Exercise requirements
Copy the material that follows word for word and omit its pictures.

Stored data
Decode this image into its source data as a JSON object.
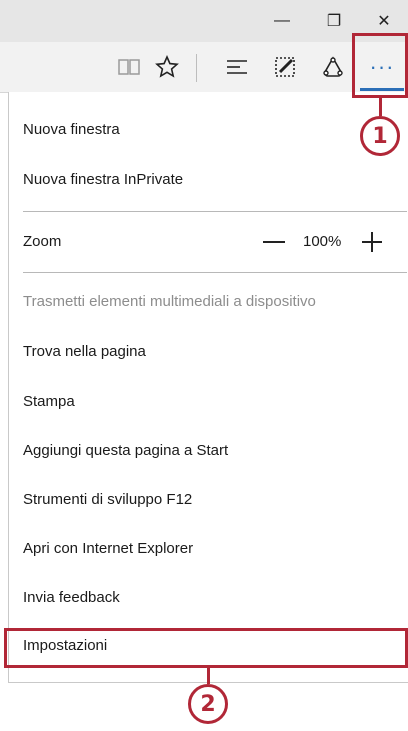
{
  "window": {
    "minimize_glyph": "—",
    "restore_glyph": "❐",
    "close_glyph": "✕"
  },
  "toolbar": {
    "icons": [
      "reading-view-icon",
      "favorites-star-icon",
      "hub-icon",
      "web-note-icon",
      "share-icon",
      "more-actions-icon"
    ],
    "more_glyph": "···",
    "accent_color": "#2b6fb7"
  },
  "menu": {
    "new_window": "Nuova finestra",
    "new_inprivate": "Nuova finestra InPrivate",
    "zoom_label": "Zoom",
    "zoom_value": "100%",
    "cast": "Trasmetti elementi multimediali a dispositivo",
    "find": "Trova nella pagina",
    "print": "Stampa",
    "pin_start": "Aggiungi questa pagina a Start",
    "devtools": "Strumenti di sviluppo F12",
    "open_ie": "Apri con Internet Explorer",
    "feedback": "Invia feedback",
    "settings": "Impostazioni"
  },
  "callouts": {
    "color": "#b12737",
    "step1": "1",
    "step2": "2"
  }
}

Output of the task
Decode this image into its source data as a JSON object.
{
  "window": {
    "minimize_glyph": "—",
    "restore_glyph": "❐",
    "close_glyph": "✕"
  },
  "toolbar": {
    "icons": [
      "reading-view-icon",
      "favorites-star-icon",
      "hub-icon",
      "web-note-icon",
      "share-icon",
      "more-actions-icon"
    ],
    "more_glyph": "···",
    "accent_color": "#2b6fb7"
  },
  "menu": {
    "new_window": "Nuova finestra",
    "new_inprivate": "Nuova finestra InPrivate",
    "zoom_label": "Zoom",
    "zoom_value": "100%",
    "cast": "Trasmetti elementi multimediali a dispositivo",
    "find": "Trova nella pagina",
    "print": "Stampa",
    "pin_start": "Aggiungi questa pagina a Start",
    "devtools": "Strumenti di sviluppo F12",
    "open_ie": "Apri con Internet Explorer",
    "feedback": "Invia feedback",
    "settings": "Impostazioni"
  },
  "callouts": {
    "color": "#b12737",
    "step1": "1",
    "step2": "2"
  }
}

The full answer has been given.